### [Input]
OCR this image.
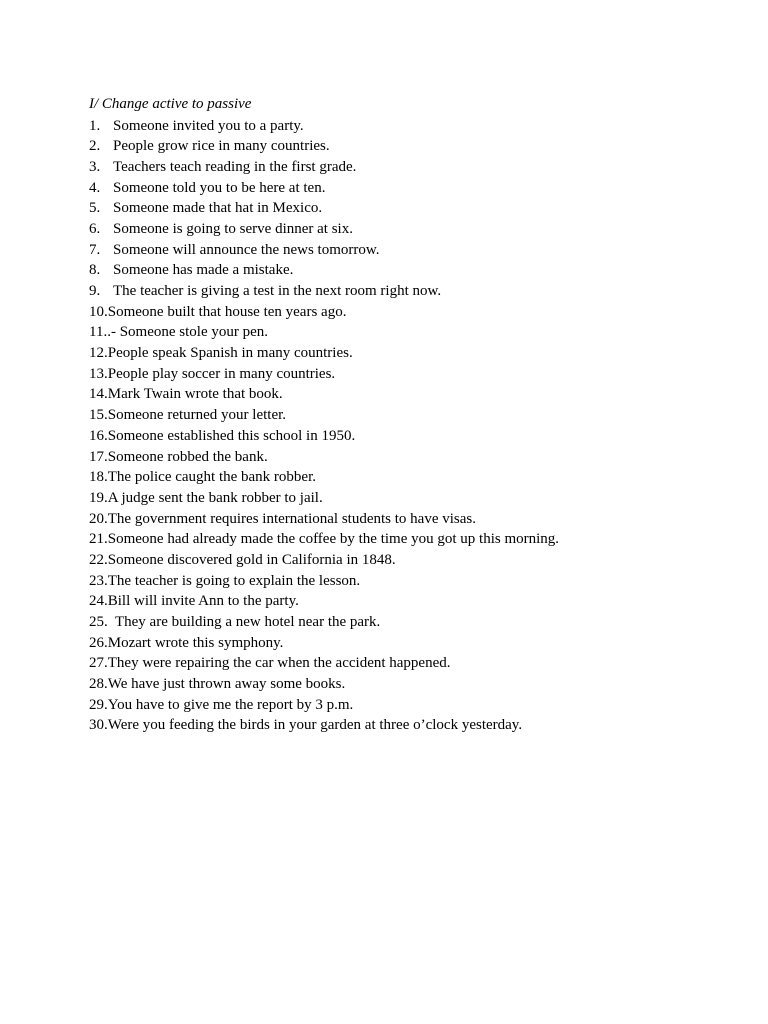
I/ Change active to passive
1. Someone invited you to a party.
2. People grow rice in many countries.
3. Teachers teach reading in the first grade.
4. Someone told you to be here at ten.
5. Someone made that hat in Mexico.
6. Someone is going to serve dinner at six.
7. Someone will announce the news tomorrow.
8. Someone has made a mistake.
9. The teacher is giving a test in the next room right now.
10. Someone built that house ten years ago.
11..- Someone stole your pen.
12. People speak Spanish in many countries.
13. People play soccer in many countries.
14. Mark Twain wrote that book.
15. Someone returned your letter.
16. Someone established this school in 1950.
17. Someone robbed the bank.
18. The police caught the bank robber.
19. A judge sent the bank robber to jail.
20. The government requires international students to have visas.
21. Someone had already made the coffee by the time you got up this morning.
22. Someone discovered gold in California in 1848.
23. The teacher is going to explain the lesson.
24. Bill will invite Ann to the party.
25. They are building a new hotel near the park.
26. Mozart wrote this symphony.
27. They were repairing the car when the accident happened.
28. We have just thrown away some books.
29. You have to give me the report by 3 p.m.
30. Were you feeding the birds in your garden at three o’clock yesterday.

### [Do this]
Quote the records in full and exactly; skip any image.

### [Response to this task]
OCR this image.
I/ Change active to passive
1. Someone invited you to a party.
2. People grow rice in many countries.
3. Teachers teach reading in the first grade.
4. Someone told you to be here at ten.
5. Someone made that hat in Mexico.
6. Someone is going to serve dinner at six.
7. Someone will announce the news tomorrow.
8. Someone has made a mistake.
9. The teacher is giving a test in the next room right now.
10. Someone built that house ten years ago.
11..- Someone stole your pen.
12. People speak Spanish in many countries.
13. People play soccer in many countries.
14. Mark Twain wrote that book.
15. Someone returned your letter.
16. Someone established this school in 1950.
17. Someone robbed the bank.
18. The police caught the bank robber.
19. A judge sent the bank robber to jail.
20. The government requires international students to have visas.
21. Someone had already made the coffee by the time you got up this morning.
22. Someone discovered gold in California in 1848.
23. The teacher is going to explain the lesson.
24. Bill will invite Ann to the party.
25. They are building a new hotel near the park.
26. Mozart wrote this symphony.
27. They were repairing the car when the accident happened.
28. We have just thrown away some books.
29. You have to give me the report by 3 p.m.
30. Were you feeding the birds in your garden at three o’clock yesterday.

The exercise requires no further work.